§ **Description of the task**:
Please pull out every line that includes the string "Pierre".

---- Dataset records

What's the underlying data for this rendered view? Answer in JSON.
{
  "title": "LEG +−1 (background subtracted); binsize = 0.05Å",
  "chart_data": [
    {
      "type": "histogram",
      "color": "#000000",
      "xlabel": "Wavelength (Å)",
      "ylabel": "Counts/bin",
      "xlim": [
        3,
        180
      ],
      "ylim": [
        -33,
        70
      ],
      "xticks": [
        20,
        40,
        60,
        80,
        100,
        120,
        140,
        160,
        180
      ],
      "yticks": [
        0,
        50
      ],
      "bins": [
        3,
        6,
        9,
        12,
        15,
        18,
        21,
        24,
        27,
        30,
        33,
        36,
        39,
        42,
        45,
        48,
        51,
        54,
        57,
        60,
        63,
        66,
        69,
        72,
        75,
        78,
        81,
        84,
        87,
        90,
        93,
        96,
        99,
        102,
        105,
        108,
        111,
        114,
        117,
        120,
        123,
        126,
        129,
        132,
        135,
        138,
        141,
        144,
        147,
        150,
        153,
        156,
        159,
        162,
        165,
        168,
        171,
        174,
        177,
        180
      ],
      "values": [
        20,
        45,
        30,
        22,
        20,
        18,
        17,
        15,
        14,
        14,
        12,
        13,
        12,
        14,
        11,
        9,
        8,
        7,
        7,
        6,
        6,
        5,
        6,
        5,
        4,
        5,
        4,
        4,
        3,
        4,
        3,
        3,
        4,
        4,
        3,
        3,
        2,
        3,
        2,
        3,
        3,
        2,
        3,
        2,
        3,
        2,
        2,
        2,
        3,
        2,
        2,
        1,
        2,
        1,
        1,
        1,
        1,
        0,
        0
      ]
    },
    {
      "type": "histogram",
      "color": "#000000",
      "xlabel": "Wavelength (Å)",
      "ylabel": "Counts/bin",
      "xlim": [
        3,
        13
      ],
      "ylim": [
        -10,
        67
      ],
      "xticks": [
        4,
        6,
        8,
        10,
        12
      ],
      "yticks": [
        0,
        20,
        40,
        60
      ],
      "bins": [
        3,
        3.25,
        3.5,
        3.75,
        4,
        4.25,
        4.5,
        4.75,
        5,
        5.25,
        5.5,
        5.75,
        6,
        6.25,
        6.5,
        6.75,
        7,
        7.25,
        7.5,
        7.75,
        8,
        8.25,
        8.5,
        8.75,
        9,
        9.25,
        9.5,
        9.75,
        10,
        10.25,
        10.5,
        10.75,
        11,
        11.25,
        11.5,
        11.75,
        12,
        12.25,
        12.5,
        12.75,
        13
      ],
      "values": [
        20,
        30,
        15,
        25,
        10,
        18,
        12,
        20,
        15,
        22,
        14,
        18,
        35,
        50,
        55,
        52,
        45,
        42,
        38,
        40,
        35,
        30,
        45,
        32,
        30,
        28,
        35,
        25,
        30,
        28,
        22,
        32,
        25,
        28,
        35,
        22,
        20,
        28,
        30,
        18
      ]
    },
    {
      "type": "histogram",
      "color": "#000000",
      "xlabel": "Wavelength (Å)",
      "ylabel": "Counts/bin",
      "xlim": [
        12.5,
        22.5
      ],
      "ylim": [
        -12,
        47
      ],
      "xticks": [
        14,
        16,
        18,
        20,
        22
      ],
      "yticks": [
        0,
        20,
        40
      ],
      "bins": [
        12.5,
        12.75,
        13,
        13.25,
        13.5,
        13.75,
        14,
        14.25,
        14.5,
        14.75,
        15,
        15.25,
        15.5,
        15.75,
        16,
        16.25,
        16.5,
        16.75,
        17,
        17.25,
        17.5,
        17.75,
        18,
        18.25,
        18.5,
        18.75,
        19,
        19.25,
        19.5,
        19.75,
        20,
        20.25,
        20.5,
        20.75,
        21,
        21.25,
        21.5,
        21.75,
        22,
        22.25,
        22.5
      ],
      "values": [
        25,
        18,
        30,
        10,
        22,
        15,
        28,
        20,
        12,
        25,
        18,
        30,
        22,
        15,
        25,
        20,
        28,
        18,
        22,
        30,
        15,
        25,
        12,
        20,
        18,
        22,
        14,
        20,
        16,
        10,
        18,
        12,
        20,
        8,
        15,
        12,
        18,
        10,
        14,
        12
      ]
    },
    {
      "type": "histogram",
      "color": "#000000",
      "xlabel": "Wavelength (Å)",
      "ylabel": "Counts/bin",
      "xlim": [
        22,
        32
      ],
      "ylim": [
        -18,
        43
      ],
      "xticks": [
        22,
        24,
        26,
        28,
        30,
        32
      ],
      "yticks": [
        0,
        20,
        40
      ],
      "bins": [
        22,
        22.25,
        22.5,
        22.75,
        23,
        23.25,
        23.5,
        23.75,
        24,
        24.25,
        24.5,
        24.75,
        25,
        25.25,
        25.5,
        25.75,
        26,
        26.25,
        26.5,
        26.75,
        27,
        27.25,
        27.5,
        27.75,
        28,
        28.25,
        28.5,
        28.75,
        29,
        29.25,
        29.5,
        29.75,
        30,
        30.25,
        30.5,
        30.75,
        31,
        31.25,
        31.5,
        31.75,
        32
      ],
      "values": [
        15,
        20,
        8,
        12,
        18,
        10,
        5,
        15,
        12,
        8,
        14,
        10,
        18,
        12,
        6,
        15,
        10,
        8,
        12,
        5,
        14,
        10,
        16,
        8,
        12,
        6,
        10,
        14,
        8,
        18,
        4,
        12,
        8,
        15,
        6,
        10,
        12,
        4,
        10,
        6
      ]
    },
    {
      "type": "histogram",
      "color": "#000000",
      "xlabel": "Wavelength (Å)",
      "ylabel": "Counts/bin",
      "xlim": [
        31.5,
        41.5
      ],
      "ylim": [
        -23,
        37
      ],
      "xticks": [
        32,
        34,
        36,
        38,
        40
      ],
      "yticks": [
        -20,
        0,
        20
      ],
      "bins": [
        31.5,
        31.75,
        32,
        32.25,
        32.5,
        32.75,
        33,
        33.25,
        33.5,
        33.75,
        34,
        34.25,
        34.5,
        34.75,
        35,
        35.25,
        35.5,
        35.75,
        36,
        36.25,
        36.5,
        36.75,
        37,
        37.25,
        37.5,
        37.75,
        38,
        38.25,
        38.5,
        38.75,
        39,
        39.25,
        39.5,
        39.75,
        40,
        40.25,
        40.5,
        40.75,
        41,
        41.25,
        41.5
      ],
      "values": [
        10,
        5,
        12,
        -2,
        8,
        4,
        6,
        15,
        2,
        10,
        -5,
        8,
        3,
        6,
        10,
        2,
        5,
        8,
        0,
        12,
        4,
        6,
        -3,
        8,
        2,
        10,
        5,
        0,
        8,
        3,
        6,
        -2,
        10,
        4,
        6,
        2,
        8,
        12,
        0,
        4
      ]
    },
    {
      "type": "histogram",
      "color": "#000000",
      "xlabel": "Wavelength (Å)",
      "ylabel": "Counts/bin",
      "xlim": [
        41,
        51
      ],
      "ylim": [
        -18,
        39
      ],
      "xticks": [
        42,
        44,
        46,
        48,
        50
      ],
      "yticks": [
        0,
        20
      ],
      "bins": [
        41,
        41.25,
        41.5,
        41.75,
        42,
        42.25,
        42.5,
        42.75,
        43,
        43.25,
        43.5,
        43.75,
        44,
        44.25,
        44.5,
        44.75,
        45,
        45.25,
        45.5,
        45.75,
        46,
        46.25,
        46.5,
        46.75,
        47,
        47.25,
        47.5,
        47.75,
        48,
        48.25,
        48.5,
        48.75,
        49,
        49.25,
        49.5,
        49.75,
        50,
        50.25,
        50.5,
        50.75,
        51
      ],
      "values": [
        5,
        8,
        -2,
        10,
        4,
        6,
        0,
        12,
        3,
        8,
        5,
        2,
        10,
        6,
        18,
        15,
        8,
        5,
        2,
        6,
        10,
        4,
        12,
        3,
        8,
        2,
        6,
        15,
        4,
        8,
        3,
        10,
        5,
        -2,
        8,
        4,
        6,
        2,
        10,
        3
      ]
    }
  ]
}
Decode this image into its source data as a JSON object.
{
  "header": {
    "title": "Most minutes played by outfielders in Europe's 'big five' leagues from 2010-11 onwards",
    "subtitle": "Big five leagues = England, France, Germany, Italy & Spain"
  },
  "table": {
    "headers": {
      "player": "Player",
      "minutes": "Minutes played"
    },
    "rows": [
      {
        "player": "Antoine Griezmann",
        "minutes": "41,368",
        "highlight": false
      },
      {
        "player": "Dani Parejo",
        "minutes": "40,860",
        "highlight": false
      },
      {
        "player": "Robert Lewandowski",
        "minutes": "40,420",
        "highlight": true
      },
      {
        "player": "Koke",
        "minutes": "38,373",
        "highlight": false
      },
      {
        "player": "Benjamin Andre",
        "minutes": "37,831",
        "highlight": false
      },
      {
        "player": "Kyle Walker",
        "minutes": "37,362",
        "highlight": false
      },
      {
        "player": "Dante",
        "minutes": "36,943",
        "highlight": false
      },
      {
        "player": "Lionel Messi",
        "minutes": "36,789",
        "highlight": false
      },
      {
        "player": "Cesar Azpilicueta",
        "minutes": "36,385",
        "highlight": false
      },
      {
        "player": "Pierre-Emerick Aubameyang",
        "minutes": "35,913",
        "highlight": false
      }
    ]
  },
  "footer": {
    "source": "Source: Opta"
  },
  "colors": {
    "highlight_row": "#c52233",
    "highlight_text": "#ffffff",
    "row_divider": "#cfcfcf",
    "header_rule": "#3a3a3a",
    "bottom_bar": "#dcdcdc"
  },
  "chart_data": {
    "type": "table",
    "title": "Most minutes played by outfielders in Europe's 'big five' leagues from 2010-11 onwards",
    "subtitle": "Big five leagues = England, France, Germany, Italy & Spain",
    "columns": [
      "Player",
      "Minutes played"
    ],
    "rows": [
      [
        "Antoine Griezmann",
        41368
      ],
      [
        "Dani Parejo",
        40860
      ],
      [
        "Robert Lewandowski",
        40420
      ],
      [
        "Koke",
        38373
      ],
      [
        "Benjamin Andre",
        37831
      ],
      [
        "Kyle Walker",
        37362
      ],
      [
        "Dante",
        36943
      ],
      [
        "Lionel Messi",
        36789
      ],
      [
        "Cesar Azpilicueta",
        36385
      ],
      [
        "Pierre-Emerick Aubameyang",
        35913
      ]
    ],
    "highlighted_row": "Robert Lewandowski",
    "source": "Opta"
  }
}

--------

§ **Solution for this task**:
        "player": "Pierre-Emerick Aubameyang",
        "Pierre-Emerick Aubameyang",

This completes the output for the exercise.